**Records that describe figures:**
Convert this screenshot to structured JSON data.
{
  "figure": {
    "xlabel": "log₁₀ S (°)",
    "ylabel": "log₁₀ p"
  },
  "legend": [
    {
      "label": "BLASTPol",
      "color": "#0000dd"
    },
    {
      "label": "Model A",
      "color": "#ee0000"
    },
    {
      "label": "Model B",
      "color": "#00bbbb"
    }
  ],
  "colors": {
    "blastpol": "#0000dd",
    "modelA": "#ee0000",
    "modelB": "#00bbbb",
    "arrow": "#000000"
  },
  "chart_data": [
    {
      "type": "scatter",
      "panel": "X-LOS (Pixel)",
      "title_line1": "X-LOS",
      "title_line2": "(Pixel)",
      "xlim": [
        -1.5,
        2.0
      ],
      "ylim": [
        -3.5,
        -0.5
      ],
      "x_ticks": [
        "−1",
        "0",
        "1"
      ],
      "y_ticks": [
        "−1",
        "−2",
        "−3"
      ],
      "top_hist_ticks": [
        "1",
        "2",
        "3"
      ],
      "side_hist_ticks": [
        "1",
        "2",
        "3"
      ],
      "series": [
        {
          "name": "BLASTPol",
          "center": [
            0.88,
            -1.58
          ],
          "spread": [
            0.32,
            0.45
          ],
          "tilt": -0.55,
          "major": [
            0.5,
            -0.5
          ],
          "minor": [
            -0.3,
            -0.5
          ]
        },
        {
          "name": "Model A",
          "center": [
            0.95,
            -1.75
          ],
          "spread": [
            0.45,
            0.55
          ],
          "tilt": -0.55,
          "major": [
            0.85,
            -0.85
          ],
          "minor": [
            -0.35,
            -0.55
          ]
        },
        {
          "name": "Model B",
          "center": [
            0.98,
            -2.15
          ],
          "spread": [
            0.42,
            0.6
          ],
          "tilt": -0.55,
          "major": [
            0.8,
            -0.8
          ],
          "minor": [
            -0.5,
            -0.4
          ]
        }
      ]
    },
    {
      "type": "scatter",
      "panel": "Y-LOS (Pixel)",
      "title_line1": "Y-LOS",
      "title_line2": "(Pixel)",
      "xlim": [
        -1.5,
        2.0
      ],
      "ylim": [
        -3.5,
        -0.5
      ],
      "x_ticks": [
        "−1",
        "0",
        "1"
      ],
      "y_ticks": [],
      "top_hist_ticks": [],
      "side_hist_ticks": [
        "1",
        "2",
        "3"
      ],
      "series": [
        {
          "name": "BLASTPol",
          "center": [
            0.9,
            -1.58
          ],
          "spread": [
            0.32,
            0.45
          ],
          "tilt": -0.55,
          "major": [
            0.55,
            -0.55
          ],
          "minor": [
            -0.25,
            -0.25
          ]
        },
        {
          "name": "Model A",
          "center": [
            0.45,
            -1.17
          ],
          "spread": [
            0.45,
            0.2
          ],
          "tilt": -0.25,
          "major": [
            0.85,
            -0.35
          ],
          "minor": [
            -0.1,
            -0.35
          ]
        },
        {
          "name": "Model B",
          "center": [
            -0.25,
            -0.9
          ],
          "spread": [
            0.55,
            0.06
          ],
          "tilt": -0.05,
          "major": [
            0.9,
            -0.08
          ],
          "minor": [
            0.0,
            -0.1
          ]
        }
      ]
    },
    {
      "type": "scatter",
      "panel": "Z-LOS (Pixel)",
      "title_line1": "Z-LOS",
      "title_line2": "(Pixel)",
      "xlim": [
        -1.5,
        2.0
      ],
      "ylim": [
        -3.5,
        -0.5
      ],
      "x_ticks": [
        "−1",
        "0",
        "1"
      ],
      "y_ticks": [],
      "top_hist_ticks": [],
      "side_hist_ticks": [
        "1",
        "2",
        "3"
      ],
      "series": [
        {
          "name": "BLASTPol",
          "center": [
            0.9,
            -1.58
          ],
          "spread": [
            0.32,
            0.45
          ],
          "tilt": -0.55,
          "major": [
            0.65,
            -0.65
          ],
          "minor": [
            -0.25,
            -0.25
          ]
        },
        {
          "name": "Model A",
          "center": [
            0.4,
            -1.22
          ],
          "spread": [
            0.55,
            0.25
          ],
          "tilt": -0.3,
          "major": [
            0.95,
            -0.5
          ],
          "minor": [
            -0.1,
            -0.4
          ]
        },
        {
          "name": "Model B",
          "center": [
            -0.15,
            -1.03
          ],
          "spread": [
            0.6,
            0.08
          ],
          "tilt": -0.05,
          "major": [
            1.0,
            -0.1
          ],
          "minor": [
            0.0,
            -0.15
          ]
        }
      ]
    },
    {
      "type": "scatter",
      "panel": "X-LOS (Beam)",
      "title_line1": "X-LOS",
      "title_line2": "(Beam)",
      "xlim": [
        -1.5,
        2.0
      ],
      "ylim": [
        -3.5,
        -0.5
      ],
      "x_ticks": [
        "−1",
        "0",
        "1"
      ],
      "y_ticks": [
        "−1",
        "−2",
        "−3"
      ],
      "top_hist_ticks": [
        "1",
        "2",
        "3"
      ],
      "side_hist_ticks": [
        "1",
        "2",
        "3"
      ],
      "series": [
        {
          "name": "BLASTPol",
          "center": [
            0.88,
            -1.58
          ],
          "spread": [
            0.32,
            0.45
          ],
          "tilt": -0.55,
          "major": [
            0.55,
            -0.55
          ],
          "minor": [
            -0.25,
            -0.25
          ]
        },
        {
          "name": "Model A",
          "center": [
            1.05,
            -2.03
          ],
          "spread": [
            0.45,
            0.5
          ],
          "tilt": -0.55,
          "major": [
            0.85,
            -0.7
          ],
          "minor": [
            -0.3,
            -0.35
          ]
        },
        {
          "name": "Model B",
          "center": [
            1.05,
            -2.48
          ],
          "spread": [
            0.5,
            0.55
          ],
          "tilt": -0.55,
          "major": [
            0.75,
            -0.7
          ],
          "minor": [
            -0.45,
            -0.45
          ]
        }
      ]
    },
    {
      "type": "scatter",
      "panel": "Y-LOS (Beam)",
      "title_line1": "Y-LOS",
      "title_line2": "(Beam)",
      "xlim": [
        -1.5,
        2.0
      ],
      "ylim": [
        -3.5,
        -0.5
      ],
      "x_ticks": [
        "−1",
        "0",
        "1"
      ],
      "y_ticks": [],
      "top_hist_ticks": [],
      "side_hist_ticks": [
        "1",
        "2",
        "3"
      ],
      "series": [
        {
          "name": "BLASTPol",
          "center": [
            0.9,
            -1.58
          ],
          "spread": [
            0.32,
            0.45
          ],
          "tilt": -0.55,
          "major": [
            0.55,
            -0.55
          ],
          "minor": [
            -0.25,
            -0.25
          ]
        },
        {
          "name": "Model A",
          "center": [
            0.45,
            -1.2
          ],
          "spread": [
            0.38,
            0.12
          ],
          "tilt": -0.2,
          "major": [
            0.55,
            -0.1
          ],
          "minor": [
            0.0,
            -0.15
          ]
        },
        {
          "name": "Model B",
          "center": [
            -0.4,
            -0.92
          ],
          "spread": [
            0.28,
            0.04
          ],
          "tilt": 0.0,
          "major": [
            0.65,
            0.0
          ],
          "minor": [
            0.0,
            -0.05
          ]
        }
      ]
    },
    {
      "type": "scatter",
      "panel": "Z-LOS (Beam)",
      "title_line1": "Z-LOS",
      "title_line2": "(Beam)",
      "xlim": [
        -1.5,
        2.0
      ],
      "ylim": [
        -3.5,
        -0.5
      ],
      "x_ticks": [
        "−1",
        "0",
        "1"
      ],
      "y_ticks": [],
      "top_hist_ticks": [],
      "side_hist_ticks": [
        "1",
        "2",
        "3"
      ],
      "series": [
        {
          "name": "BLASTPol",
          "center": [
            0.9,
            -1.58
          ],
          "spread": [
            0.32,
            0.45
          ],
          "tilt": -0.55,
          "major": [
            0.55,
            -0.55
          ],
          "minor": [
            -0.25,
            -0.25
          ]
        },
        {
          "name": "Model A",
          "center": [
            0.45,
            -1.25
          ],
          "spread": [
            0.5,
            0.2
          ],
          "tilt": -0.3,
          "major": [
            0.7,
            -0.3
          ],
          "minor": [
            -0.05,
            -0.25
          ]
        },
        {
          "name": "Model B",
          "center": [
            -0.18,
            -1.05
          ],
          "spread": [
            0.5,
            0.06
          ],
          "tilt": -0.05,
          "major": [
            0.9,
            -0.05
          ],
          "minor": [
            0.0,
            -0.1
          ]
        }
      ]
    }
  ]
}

**Exercise description:** Read the entries and pick out all lines that include the word "panel".

**Solution to this problem:**
      "panel": "X-LOS (Pixel)",
      "panel": "Y-LOS (Pixel)",
      "panel": "Z-LOS (Pixel)",
      "panel": "X-LOS (Beam)",
      "panel": "Y-LOS (Beam)",
      "panel": "Z-LOS (Beam)",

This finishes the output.